■ SUPPLIED INFORMATION ■

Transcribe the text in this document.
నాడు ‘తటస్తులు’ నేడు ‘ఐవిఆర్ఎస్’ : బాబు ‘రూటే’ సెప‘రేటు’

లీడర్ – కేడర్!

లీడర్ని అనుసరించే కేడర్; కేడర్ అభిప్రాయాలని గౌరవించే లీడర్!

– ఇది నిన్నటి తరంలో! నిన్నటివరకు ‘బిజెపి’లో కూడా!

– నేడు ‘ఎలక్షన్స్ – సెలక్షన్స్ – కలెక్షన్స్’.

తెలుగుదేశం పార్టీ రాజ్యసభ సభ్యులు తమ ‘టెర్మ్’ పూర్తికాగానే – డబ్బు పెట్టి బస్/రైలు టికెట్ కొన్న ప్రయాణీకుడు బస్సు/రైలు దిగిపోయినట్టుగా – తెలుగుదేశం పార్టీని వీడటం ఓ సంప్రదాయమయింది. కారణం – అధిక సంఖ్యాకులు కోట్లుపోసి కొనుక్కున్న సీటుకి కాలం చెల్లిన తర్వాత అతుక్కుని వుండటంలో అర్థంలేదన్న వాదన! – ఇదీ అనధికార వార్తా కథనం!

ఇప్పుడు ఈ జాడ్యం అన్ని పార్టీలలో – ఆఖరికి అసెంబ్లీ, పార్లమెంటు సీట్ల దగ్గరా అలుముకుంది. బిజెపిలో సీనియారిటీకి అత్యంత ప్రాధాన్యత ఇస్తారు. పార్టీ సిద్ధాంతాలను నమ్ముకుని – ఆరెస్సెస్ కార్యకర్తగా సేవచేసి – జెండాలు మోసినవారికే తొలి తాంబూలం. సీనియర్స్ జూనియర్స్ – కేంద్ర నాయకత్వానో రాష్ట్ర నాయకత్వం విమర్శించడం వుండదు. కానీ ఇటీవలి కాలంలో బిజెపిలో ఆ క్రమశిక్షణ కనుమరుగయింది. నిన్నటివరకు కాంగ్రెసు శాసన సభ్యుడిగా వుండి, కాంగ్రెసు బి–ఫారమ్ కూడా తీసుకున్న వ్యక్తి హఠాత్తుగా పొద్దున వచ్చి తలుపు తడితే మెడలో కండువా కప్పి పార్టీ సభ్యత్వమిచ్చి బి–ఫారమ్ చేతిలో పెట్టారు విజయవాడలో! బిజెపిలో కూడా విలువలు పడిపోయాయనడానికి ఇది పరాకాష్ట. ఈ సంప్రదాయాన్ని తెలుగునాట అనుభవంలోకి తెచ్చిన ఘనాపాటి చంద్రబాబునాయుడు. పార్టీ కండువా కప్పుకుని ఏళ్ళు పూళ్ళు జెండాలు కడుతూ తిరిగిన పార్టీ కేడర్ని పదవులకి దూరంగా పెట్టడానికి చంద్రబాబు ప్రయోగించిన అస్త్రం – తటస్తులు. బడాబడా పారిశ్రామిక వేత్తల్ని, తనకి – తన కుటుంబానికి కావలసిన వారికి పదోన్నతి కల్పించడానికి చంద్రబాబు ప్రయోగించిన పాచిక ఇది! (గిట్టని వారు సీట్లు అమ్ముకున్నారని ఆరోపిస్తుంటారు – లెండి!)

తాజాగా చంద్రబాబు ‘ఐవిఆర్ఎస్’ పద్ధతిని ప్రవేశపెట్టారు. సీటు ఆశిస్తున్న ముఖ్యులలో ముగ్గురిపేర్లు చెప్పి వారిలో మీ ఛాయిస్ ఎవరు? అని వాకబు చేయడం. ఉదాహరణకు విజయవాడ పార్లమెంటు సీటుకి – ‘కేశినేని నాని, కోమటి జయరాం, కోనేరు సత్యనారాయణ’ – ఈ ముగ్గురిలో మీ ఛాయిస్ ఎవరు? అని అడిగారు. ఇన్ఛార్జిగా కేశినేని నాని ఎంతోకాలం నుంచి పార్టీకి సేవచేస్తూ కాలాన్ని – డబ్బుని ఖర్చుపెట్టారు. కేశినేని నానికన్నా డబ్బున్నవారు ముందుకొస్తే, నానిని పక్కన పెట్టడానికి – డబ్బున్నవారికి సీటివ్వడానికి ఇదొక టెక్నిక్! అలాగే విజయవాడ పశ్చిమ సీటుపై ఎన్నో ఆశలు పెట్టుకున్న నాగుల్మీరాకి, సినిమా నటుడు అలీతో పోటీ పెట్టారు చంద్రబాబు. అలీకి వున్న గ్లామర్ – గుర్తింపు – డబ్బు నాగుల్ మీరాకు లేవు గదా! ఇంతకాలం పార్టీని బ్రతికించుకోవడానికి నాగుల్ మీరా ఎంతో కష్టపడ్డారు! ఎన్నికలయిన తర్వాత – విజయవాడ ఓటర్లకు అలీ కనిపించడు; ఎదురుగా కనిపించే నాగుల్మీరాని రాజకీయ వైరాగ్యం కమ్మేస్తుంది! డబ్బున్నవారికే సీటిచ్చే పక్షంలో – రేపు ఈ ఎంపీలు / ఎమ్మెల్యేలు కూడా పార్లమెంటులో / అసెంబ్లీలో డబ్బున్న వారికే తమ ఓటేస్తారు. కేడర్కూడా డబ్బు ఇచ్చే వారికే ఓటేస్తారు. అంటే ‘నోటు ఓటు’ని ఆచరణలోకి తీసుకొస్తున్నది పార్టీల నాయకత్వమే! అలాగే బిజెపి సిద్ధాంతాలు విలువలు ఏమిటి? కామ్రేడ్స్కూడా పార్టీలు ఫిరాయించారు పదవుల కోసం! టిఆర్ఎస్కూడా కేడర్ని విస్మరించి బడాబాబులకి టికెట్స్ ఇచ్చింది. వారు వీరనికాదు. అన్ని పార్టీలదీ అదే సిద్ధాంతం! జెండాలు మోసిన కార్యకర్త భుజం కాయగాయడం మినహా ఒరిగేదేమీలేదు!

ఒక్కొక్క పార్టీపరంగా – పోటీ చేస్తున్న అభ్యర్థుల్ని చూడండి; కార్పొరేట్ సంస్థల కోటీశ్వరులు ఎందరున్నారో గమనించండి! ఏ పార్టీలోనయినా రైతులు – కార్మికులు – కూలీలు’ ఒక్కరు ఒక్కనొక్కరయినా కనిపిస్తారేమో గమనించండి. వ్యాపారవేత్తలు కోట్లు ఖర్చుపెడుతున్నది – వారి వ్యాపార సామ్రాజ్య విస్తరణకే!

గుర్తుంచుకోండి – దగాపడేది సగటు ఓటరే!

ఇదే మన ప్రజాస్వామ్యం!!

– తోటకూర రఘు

■ YOUR OBJECTIVE ■
Return all the data exactly as given.

■ RESPONSE TO THIS EXERCISE ■
Transcribe the text in this document.
నాడు ‘తటస్తులు’ నేడు ‘ఐవిఆర్ఎస్’ : బాబు ‘రూటే’ సెప‘రేటు’

లీడర్ – కేడర్!

లీడర్ని అనుసరించే కేడర్; కేడర్ అభిప్రాయాలని గౌరవించే లీడర్!

– ఇది నిన్నటి తరంలో! నిన్నటివరకు ‘బిజెపి’లో కూడా!

– నేడు ‘ఎలక్షన్స్ – సెలక్షన్స్ – కలెక్షన్స్’.

తెలుగుదేశం పార్టీ రాజ్యసభ సభ్యులు తమ ‘టెర్మ్’ పూర్తికాగానే – డబ్బు పెట్టి బస్/రైలు టికెట్ కొన్న ప్రయాణీకుడు బస్సు/రైలు దిగిపోయినట్టుగా – తెలుగుదేశం పార్టీని వీడటం ఓ సంప్రదాయమయింది. కారణం – అధిక సంఖ్యాకులు కోట్లుపోసి కొనుక్కున్న సీటుకి కాలం చెల్లిన తర్వాత అతుక్కుని వుండటంలో అర్థంలేదన్న వాదన! – ఇదీ అనధికార వార్తా కథనం!

ఇప్పుడు ఈ జాడ్యం అన్ని పార్టీలలో – ఆఖరికి అసెంబ్లీ, పార్లమెంటు సీట్ల దగ్గరా అలుముకుంది. బిజెపిలో సీనియారిటీకి అత్యంత ప్రాధాన్యత ఇస్తారు. పార్టీ సిద్ధాంతాలను నమ్ముకుని – ఆరెస్సెస్ కార్యకర్తగా సేవచేసి – జెండాలు మోసినవారికే తొలి తాంబూలం. సీనియర్స్ జూనియర్స్ – కేంద్ర నాయకత్వానో రాష్ట్ర నాయకత్వం విమర్శించడం వుండదు. కానీ ఇటీవలి కాలంలో బిజెపిలో ఆ క్రమశిక్షణ కనుమరుగయింది. నిన్నటివరకు కాంగ్రెసు శాసన సభ్యుడిగా వుండి, కాంగ్రెసు బి–ఫారమ్ కూడా తీసుకున్న వ్యక్తి హఠాత్తుగా పొద్దున వచ్చి తలుపు తడితే మెడలో కండువా కప్పి పార్టీ సభ్యత్వమిచ్చి బి–ఫారమ్ చేతిలో పెట్టారు విజయవాడలో! బిజెపిలో కూడా విలువలు పడిపోయాయనడానికి ఇది పరాకాష్ట. ఈ సంప్రదాయాన్ని తెలుగునాట అనుభవంలోకి తెచ్చిన ఘనాపాటి చంద్రబాబునాయుడు. పార్టీ కండువా కప్పుకుని ఏళ్ళు పూళ్ళు జెండాలు కడుతూ తిరిగిన పార్టీ కేడర్ని పదవులకి దూరంగా పెట్టడానికి చంద్రబాబు ప్రయోగించిన అస్త్రం – తటస్తులు. బడాబడా పారిశ్రామిక వేత్తల్ని, తనకి – తన కుటుంబానికి కావలసిన వారికి పదోన్నతి కల్పించడానికి చంద్రబాబు ప్రయోగించిన పాచిక ఇది! (గిట్టని వారు సీట్లు అమ్ముకున్నారని ఆరోపిస్తుంటారు – లెండి!)

తాజాగా చంద్రబాబు ‘ఐవిఆర్ఎస్’ పద్ధతిని ప్రవేశపెట్టారు. సీటు ఆశిస్తున్న ముఖ్యులలో ముగ్గురిపేర్లు చెప్పి వారిలో మీ ఛాయిస్ ఎవరు? అని వాకబు చేయడం. ఉదాహరణకు విజయవాడ పార్లమెంటు సీటుకి – ‘కేశినేని నాని, కోమటి జయరాం, కోనేరు సత్యనారాయణ’ – ఈ ముగ్గురిలో మీ ఛాయిస్ ఎవరు? అని అడిగారు. ఇన్ఛార్జిగా కేశినేని నాని ఎంతోకాలం నుంచి పార్టీకి సేవచేస్తూ కాలాన్ని – డబ్బుని ఖర్చుపెట్టారు. కేశినేని నానికన్నా డబ్బున్నవారు ముందుకొస్తే, నానిని పక్కన పెట్టడానికి – డబ్బున్నవారికి సీటివ్వడానికి ఇదొక టెక్నిక్! అలాగే విజయవాడ పశ్చిమ సీటుపై ఎన్నో ఆశలు పెట్టుకున్న నాగుల్మీరాకి, సినిమా నటుడు అలీతో పోటీ పెట్టారు చంద్రబాబు. అలీకి వున్న గ్లామర్ – గుర్తింపు – డబ్బు నాగుల్ మీరాకు లేవు గదా! ఇంతకాలం పార్టీని బ్రతికించుకోవడానికి నాగుల్ మీరా ఎంతో కష్టపడ్డారు! ఎన్నికలయిన తర్వాత – విజయవాడ ఓటర్లకు అలీ కనిపించడు; ఎదురుగా కనిపించే నాగుల్మీరాని రాజకీయ వైరాగ్యం కమ్మేస్తుంది! డబ్బున్నవారికే సీటిచ్చే పక్షంలో – రేపు ఈ ఎంపీలు / ఎమ్మెల్యేలు కూడా పార్లమెంటులో / అసెంబ్లీలో డబ్బున్న వారికే తమ ఓటేస్తారు. కేడర్కూడా డబ్బు ఇచ్చే వారికే ఓటేస్తారు. అంటే ‘నోటు ఓటు’ని ఆచరణలోకి తీసుకొస్తున్నది పార్టీల నాయకత్వమే! అలాగే బిజెపి సిద్ధాంతాలు విలువలు ఏమిటి? కామ్రేడ్స్కూడా పార్టీలు ఫిరాయించారు పదవుల కోసం! టిఆర్ఎస్కూడా కేడర్ని విస్మరించి బడాబాబులకి టికెట్స్ ఇచ్చింది. వారు వీరనికాదు. అన్ని పార్టీలదీ అదే సిద్ధాంతం! జెండాలు మోసిన కార్యకర్త భుజం కాయగాయడం మినహా ఒరిగేదేమీలేదు!

ఒక్కొక్క పార్టీపరంగా – పోటీ చేస్తున్న అభ్యర్థుల్ని చూడండి; కార్పొరేట్ సంస్థల కోటీశ్వరులు ఎందరున్నారో గమనించండి! ఏ పార్టీలోనయినా రైతులు – కార్మికులు – కూలీలు’ ఒక్కరు ఒక్కనొక్కరయినా కనిపిస్తారేమో గమనించండి. వ్యాపారవేత్తలు కోట్లు ఖర్చుపెడుతున్నది – వారి వ్యాపార సామ్రాజ్య విస్తరణకే!

గుర్తుంచుకోండి – దగాపడేది సగటు ఓటరే!

ఇదే మన ప్రజాస్వామ్యం!!

– తోటకూర రఘు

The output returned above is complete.